>> Start Provided records

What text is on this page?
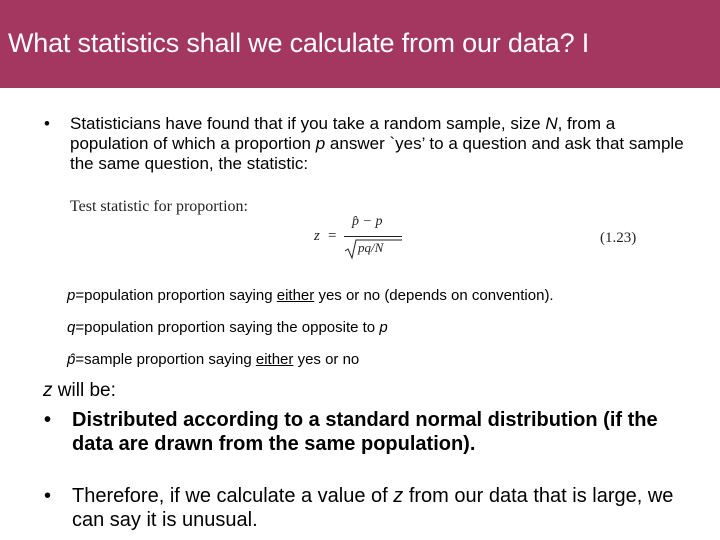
What statistics shall we calculate from our data? I
• Statisticians have found that if you take a random sample, size N, from a population of which a proportion p answer `yes’ to a question and ask that sample the same question, the statistic:
Test statistic for proportion:
z =
p̂ − p
pq/N
(1.23)
p=population proportion saying either yes or no (depends on convention).
q=population proportion saying the opposite to p
p̂=sample proportion saying either yes or no
z will be:
• Distributed according to a standard normal distribution (if the data are drawn from the same population).
• Therefore, if we calculate a value of z from our data that is large, we can say it is unusual.
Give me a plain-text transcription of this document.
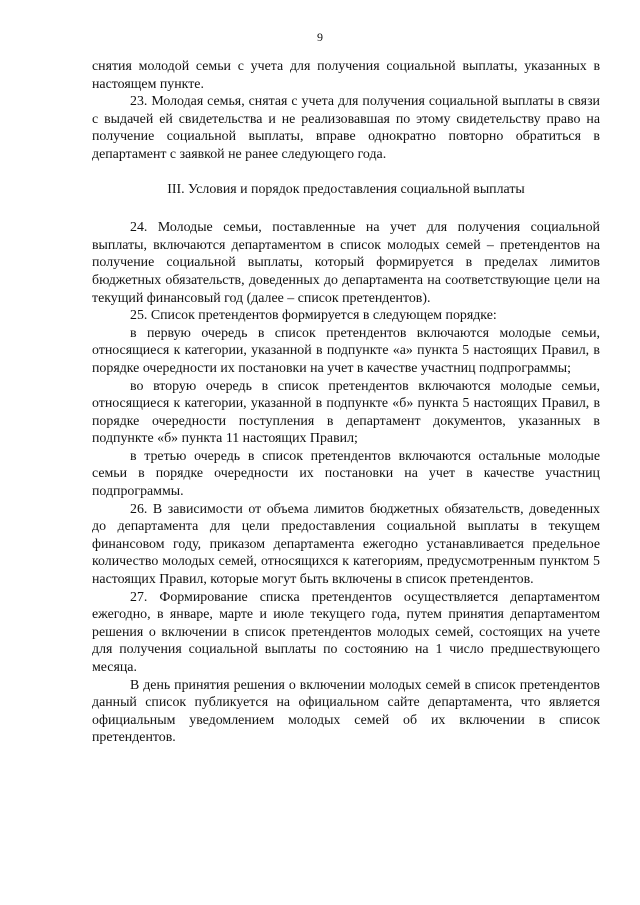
9

снятия молодой семьи с учета для получения социальной выплаты, указанных в настоящем пункте.

23. Молодая семья, снятая с учета для получения социальной выплаты в связи с выдачей ей свидетельства и не реализовавшая по этому свидетельству право на получение социальной выплаты, вправе однократно повторно обратиться в департамент с заявкой не ранее следующего года.

III. Условия и порядок предоставления социальной выплаты

24. Молодые семьи, поставленные на учет для получения социальной выплаты, включаются департаментом в список молодых семей – претендентов на получение социальной выплаты, который формируется в пределах лимитов бюджетных обязательств, доведенных до департамента на соответствующие цели на текущий финансовый год (далее – список претендентов).

25. Список претендентов формируется в следующем порядке:

в первую очередь в список претендентов включаются молодые семьи, относящиеся к категории, указанной в подпункте «а» пункта 5 настоящих Правил, в порядке очередности их постановки на учет в качестве участниц подпрограммы;

во вторую очередь в список претендентов включаются молодые семьи, относящиеся к категории, указанной в подпункте «б» пункта 5 настоящих Правил, в порядке очередности поступления в департамент документов, указанных в подпункте «б» пункта 11 настоящих Правил;

в третью очередь в список претендентов включаются остальные молодые семьи в порядке очередности их постановки на учет в качестве участниц подпрограммы.

26. В зависимости от объема лимитов бюджетных обязательств, доведенных до департамента для цели предоставления социальной выплаты в текущем финансовом году, приказом департамента ежегодно устанавливается предельное количество молодых семей, относящихся к категориям, предусмотренным пунктом 5 настоящих Правил, которые могут быть включены в список претендентов.

27. Формирование списка претендентов осуществляется департаментом ежегодно, в январе, марте и июле текущего года, путем принятия департаментом решения о включении в список претендентов молодых семей, состоящих на учете для получения социальной выплаты по состоянию на 1 число предшествующего месяца.

В день принятия решения о включении молодых семей в список претендентов данный список публикуется на официальном сайте департамента, что является официальным уведомлением молодых семей об их включении в список претендентов.
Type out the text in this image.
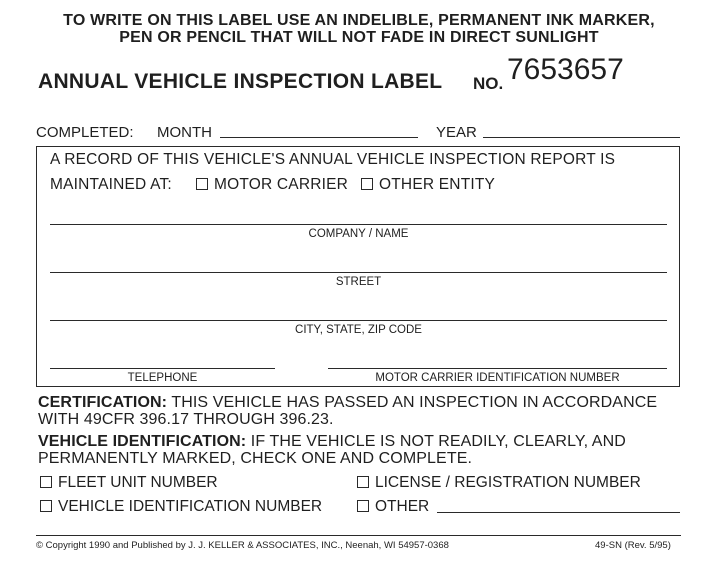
TO WRITE ON THIS LABEL USE AN INDELIBLE, PERMANENT INK MARKER,
PEN OR PENCIL THAT WILL NOT FADE IN DIRECT SUNLIGHT
ANNUAL VEHICLE INSPECTION LABEL NO. 7653657
COMPLETED: MONTH	YEAR
A RECORD OF THIS VEHICLE'S ANNUAL VEHICLE INSPECTION REPORT IS
MAINTAINED AT:	MOTOR CARRIER	OTHER ENTITY
COMPANY / NAME
STREET
CITY, STATE, ZIP CODE
TELEPHONE	MOTOR CARRIER IDENTIFICATION NUMBER
CERTIFICATION: THIS VEHICLE HAS PASSED AN INSPECTION IN ACCORDANCE
WITH 49CFR 396.17 THROUGH 396.23.
VEHICLE IDENTIFICATION: IF THE VEHICLE IS NOT READILY, CLEARLY, AND
PERMANENTLY MARKED, CHECK ONE AND COMPLETE.
FLEET UNIT NUMBER	LICENSE / REGISTRATION NUMBER
VEHICLE IDENTIFICATION NUMBER	OTHER
© Copyright 1990 and Published by J. J. KELLER & ASSOCIATES, INC., Neenah, WI 54957-0368	49-SN (Rev. 5/95)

>> End Provided records

» What is asked: Note every line above where the string "социальной" shows up, and copy those lines.

» Exercise result:
снятия молодой семьи с учета для получения социальной выплаты, указанных в настоящем пункте.
23. Молодая семья, снятая с учета для получения социальной выплаты в связи с выдачей ей свидетельства и не реализовавшая по этому свидетельству право на получение социальной выплаты, вправе однократно повторно обратиться в департамент с заявкой не ранее следующего года.
III. Условия и порядок предоставления социальной выплаты
24. Молодые семьи, поставленные на учет для получения социальной выплаты, включаются департаментом в список молодых семей – претендентов на получение социальной выплаты, который формируется в пределах лимитов бюджетных обязательств, доведенных до департамента на соответствующие цели на текущий финансовый год (далее – список претендентов).
26. В зависимости от объема лимитов бюджетных обязательств, доведенных до департамента для цели предоставления социальной выплаты в текущем финансовом году, приказом департамента ежегодно устанавливается предельное количество молодых семей, относящихся к категориям, предусмотренным пунктом 5 настоящих Правил, которые могут быть включены в список претендентов.
27. Формирование списка претендентов осуществляется департаментом ежегодно, в январе, марте и июле текущего года, путем принятия департаментом решения о включении в список претендентов молодых семей, состоящих на учете для получения социальной выплаты по состоянию на 1 число предшествующего месяца.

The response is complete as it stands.